Task brief: Extract, from the records beneath this instruction, each line that contains the word "Confirm".

Entries from a dataset
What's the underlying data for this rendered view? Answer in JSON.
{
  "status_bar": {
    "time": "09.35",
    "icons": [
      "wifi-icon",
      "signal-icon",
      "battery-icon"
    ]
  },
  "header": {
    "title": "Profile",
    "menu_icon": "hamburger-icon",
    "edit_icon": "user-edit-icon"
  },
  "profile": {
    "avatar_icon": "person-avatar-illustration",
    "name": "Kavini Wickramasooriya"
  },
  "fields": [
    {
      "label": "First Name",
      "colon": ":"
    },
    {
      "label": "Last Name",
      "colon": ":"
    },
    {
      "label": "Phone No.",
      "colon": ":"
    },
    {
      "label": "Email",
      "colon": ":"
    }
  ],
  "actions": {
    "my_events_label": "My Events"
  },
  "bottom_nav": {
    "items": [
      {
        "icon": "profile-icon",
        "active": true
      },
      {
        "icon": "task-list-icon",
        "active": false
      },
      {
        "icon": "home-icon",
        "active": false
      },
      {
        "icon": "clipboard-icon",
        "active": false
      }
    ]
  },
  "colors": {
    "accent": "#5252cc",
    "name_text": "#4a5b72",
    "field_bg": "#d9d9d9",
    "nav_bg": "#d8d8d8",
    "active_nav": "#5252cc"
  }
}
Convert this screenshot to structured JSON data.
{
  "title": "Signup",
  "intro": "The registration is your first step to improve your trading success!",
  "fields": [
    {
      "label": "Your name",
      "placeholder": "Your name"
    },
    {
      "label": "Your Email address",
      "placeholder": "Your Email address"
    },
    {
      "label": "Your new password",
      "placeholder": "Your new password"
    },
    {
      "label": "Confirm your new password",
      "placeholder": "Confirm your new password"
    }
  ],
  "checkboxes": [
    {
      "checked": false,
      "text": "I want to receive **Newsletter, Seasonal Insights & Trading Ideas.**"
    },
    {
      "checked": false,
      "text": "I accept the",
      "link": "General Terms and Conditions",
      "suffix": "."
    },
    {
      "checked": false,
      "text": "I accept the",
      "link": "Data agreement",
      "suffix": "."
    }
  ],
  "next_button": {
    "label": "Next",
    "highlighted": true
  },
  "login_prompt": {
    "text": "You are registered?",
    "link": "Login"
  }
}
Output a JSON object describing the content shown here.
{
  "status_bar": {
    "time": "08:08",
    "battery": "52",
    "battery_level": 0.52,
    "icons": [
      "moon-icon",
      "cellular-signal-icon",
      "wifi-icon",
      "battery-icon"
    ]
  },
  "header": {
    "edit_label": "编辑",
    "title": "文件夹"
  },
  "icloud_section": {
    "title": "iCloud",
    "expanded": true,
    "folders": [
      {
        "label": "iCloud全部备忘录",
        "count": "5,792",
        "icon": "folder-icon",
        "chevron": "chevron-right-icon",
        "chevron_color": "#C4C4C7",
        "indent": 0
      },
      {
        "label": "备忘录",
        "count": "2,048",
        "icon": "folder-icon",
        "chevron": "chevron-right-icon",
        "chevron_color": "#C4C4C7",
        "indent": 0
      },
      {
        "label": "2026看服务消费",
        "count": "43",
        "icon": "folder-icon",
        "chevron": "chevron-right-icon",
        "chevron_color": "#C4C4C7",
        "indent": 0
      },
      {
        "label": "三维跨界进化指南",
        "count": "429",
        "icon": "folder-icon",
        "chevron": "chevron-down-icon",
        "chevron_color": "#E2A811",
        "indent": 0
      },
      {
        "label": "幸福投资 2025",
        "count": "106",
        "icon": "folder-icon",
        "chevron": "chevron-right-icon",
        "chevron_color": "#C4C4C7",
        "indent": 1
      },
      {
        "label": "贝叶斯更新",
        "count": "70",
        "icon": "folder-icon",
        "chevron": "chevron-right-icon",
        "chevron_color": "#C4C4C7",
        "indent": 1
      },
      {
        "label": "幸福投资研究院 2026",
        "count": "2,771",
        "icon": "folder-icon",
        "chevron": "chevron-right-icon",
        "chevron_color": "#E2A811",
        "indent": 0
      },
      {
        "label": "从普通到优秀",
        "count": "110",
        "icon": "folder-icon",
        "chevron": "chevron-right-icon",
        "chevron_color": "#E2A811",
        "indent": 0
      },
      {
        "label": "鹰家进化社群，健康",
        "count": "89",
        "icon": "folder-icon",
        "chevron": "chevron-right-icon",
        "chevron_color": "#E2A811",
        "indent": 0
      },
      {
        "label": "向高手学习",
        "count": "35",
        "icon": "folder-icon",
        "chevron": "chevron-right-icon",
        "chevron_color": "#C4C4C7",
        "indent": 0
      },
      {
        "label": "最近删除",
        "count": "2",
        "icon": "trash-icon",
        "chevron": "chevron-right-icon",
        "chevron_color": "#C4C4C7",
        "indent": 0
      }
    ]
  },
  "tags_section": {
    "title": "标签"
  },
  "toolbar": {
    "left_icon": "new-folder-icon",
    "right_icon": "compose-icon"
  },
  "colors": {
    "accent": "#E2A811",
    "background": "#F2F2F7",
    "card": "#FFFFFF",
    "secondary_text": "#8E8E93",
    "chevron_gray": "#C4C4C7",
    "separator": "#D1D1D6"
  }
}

Answer in full:
      "label": "Confirm your new password",
      "placeholder": "Confirm your new password"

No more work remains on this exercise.